Records shown:
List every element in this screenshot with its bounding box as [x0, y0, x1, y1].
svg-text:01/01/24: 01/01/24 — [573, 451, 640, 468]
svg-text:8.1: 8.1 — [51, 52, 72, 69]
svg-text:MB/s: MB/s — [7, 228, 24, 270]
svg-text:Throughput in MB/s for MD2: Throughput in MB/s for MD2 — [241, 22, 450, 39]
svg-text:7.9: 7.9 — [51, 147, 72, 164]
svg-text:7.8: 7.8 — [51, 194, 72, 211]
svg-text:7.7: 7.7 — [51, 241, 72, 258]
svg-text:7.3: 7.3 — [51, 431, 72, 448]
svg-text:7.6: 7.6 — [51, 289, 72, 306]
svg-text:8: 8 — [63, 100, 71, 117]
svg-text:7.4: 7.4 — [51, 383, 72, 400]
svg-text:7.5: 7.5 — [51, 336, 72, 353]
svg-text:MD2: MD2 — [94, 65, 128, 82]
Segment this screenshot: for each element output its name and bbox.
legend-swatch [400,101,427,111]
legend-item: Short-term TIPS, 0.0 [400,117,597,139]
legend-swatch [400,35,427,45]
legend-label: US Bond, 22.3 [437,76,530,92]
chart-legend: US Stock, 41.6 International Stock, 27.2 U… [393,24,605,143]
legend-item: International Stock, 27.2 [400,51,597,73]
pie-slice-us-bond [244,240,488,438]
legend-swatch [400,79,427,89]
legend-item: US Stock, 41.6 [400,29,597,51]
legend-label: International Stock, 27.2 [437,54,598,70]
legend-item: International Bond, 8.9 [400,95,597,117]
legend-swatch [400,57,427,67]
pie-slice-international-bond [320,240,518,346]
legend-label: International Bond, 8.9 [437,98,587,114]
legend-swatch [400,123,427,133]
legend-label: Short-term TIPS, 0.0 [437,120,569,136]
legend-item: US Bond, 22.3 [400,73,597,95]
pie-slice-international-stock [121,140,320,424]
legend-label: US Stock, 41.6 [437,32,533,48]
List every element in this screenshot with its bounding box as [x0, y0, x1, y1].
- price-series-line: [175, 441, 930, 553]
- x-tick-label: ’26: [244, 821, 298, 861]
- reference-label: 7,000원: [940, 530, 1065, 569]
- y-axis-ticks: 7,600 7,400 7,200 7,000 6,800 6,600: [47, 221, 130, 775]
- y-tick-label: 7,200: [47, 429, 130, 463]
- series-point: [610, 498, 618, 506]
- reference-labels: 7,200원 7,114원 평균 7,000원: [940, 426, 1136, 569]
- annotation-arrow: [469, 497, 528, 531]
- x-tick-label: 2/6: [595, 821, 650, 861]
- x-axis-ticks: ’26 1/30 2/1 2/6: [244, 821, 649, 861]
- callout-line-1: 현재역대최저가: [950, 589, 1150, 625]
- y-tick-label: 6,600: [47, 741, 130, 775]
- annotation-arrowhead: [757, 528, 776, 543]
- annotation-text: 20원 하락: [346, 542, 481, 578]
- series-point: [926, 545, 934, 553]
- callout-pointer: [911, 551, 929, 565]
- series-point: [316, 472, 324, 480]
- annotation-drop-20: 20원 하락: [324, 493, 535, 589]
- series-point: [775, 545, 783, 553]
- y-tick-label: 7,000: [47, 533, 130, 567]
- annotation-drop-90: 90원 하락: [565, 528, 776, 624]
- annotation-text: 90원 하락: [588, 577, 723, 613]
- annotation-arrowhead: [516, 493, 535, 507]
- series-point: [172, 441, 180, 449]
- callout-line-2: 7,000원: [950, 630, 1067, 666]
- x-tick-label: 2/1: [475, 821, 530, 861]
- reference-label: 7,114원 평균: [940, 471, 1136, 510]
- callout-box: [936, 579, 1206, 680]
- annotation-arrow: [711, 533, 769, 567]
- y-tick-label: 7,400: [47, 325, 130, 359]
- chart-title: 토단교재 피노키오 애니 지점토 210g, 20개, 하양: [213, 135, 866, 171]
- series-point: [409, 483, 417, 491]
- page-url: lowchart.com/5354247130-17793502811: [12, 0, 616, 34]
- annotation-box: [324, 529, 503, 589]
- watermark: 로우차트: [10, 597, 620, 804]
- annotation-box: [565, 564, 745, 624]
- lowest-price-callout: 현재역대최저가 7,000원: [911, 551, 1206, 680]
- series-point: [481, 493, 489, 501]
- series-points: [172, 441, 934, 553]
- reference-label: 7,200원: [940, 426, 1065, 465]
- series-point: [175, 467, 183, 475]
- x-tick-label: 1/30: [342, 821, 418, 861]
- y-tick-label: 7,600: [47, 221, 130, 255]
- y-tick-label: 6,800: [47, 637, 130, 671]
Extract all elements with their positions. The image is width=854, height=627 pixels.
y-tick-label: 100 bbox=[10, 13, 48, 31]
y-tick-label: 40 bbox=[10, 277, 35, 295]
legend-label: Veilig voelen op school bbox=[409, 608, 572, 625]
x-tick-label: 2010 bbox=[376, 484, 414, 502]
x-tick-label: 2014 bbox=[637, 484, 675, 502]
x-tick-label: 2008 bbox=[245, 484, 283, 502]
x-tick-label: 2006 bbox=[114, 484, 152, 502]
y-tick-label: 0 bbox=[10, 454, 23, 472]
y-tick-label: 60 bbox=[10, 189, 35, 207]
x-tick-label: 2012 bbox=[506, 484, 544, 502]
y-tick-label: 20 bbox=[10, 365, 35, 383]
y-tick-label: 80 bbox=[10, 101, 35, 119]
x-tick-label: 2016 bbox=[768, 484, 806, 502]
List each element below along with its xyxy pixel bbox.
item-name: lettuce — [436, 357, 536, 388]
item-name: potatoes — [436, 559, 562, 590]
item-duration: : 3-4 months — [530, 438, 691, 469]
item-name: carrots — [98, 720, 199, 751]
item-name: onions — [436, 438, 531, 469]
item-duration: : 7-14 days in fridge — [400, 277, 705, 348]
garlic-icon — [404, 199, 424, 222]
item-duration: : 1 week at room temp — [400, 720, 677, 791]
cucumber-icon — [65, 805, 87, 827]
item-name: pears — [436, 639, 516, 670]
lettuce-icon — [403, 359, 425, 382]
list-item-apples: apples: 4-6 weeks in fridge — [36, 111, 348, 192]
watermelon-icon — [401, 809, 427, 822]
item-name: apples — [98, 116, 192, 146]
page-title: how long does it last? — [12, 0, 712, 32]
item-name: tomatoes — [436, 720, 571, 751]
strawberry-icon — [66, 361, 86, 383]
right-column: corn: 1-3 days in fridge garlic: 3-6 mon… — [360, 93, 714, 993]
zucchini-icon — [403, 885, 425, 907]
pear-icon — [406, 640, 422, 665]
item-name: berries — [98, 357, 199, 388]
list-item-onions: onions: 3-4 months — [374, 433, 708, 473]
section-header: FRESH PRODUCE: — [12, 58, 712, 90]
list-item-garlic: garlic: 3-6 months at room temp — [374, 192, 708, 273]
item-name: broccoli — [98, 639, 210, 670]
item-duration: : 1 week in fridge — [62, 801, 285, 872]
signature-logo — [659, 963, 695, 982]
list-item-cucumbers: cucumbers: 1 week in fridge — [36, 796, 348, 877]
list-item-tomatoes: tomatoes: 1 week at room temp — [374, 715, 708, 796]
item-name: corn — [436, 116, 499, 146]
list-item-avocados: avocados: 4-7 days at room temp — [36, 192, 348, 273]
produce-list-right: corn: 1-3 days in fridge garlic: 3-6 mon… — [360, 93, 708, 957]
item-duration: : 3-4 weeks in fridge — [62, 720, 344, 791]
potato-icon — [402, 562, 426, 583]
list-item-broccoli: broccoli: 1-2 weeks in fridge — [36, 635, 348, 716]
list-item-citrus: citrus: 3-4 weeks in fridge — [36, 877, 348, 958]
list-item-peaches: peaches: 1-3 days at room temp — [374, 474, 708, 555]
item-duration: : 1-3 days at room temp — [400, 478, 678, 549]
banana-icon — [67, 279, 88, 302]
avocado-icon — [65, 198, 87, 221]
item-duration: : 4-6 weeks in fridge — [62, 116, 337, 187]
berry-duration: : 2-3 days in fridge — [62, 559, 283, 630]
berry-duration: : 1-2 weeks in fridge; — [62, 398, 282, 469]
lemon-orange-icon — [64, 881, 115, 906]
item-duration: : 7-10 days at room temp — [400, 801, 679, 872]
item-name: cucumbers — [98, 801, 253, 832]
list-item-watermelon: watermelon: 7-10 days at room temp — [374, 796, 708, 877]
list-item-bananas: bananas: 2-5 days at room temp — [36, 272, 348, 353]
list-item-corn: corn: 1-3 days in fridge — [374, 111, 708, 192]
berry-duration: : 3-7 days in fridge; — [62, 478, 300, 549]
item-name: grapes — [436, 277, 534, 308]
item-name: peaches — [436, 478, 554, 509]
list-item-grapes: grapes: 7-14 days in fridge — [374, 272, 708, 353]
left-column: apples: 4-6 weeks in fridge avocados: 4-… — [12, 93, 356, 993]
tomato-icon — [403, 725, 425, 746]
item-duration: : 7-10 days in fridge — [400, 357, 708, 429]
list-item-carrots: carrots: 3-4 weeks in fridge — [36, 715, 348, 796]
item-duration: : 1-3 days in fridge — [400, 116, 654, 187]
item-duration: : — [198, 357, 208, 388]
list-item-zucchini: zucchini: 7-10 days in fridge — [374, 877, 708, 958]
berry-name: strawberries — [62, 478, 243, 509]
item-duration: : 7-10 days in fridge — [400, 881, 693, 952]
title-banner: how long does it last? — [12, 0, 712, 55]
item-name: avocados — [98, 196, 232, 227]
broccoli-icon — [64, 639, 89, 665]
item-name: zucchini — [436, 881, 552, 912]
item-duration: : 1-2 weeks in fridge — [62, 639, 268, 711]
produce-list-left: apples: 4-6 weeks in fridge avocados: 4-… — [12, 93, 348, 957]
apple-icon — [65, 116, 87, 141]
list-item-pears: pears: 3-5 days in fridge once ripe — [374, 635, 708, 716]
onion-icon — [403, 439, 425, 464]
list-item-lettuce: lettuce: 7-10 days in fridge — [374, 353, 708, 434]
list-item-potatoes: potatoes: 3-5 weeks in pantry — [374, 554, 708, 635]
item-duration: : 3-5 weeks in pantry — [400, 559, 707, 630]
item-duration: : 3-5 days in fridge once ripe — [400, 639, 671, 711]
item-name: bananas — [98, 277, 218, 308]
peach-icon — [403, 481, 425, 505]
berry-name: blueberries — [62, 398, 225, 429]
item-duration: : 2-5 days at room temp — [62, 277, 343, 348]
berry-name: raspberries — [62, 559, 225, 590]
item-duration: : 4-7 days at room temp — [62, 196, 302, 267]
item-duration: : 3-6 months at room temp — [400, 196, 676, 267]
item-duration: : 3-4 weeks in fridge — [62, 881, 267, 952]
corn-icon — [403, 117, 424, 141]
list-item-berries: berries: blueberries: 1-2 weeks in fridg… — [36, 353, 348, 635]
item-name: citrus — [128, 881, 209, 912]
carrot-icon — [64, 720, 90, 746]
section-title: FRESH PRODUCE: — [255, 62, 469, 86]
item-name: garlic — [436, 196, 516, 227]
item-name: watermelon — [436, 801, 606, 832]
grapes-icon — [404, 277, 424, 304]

Instruction:
Extract, without alteration, the stretch from the beginning of the material above through the line containing "svg-text:MB/s: MB/s — [7, 228, 24, 270]", and give only those lines.

Result for this task:
List every element in this screenshot with its bounding box as [x0, y0, x1, y1].
svg-text:01/01/24: 01/01/24 — [573, 451, 640, 468]
svg-text:8.1: 8.1 — [51, 52, 72, 69]
svg-text:MB/s: MB/s — [7, 228, 24, 270]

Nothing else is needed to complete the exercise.